Exercise details:
Only the number is wanted: count the lines in the data with "ساعت" in them.

### Task data

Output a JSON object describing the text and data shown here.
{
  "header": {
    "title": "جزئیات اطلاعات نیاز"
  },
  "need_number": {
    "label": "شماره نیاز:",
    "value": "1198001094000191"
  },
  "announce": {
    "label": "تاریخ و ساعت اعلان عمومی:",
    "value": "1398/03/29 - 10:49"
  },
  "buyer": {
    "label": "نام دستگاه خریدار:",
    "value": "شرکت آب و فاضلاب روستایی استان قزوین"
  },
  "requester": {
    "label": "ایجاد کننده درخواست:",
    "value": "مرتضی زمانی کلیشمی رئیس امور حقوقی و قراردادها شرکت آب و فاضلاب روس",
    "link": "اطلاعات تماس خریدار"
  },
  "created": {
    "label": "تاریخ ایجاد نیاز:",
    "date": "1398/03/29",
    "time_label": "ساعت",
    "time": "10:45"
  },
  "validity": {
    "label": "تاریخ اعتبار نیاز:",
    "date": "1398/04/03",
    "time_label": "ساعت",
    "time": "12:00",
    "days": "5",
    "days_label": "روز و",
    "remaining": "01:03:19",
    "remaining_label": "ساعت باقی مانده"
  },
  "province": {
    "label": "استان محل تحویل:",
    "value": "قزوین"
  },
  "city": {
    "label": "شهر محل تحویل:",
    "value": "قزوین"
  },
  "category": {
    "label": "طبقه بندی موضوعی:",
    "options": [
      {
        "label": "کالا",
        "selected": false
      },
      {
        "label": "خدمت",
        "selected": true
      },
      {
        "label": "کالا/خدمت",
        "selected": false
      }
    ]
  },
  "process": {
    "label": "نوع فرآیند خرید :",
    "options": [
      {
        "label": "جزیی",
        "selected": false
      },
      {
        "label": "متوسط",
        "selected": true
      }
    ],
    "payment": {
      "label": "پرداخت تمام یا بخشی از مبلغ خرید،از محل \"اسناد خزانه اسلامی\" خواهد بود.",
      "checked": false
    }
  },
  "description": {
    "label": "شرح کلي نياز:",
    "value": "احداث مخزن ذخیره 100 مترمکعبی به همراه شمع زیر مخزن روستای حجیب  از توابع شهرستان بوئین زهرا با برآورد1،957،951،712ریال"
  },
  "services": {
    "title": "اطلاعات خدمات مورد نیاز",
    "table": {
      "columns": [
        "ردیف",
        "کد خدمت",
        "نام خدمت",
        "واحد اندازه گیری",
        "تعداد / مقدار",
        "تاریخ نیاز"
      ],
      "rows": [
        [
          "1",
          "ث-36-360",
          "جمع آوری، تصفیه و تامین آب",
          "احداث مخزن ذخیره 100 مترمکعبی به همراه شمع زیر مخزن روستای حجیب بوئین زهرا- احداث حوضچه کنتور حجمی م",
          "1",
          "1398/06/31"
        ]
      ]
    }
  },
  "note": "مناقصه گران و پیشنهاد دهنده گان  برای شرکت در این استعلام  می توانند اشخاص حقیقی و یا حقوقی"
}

######

Task result:
4